** Requirements **
Return all lines with the word "teorica" in them.

— Start Dataset rows —

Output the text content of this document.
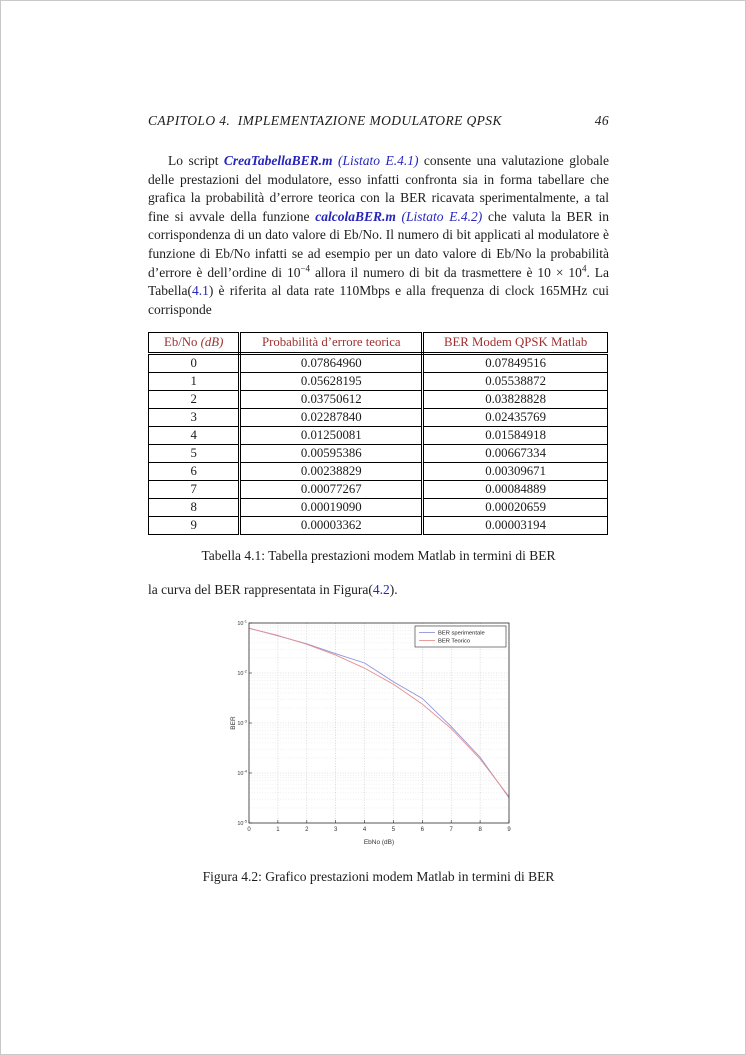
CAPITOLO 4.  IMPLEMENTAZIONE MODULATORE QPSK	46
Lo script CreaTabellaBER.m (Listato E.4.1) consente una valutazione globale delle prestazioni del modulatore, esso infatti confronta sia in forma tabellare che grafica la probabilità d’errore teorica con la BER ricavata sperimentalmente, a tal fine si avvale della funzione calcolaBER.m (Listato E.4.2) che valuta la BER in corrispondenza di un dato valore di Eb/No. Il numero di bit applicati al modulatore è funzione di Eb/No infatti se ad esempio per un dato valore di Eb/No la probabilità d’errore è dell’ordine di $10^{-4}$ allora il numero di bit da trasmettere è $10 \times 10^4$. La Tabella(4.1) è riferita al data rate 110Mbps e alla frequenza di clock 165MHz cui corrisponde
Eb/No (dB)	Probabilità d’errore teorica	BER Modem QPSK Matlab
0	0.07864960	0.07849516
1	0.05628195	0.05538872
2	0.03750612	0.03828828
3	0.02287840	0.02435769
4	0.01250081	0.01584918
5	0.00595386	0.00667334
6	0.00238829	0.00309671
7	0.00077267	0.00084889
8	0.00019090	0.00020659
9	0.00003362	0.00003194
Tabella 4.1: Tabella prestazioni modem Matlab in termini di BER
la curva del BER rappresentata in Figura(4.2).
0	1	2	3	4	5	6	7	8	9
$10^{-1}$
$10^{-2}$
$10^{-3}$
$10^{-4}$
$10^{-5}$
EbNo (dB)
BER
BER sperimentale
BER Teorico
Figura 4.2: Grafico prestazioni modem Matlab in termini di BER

— End Dataset rows —

** Task response **
Lo script CreaTabellaBER.m (Listato E.4.1) consente una valutazione globale delle prestazioni del modulatore, esso infatti confronta sia in forma tabellare che grafica la probabilità d’errore teorica con la BER ricavata sperimentalmente, a tal fine si avvale della funzione calcolaBER.m (Listato E.4.2) che valuta la BER in corrispondenza di un dato valore di Eb/No. Il numero di bit applicati al modulatore è funzione di Eb/No infatti se ad esempio per un dato valore di Eb/No la probabilità d’errore è dell’ordine di $10^{-4}$ allora il numero di bit da trasmettere è $10 \times 10^4$. La Tabella(4.1) è riferita al data rate 110Mbps e alla frequenza di clock 165MHz cui corrisponde
Eb/No (dB)	Probabilità d’errore teorica	BER Modem QPSK Matlab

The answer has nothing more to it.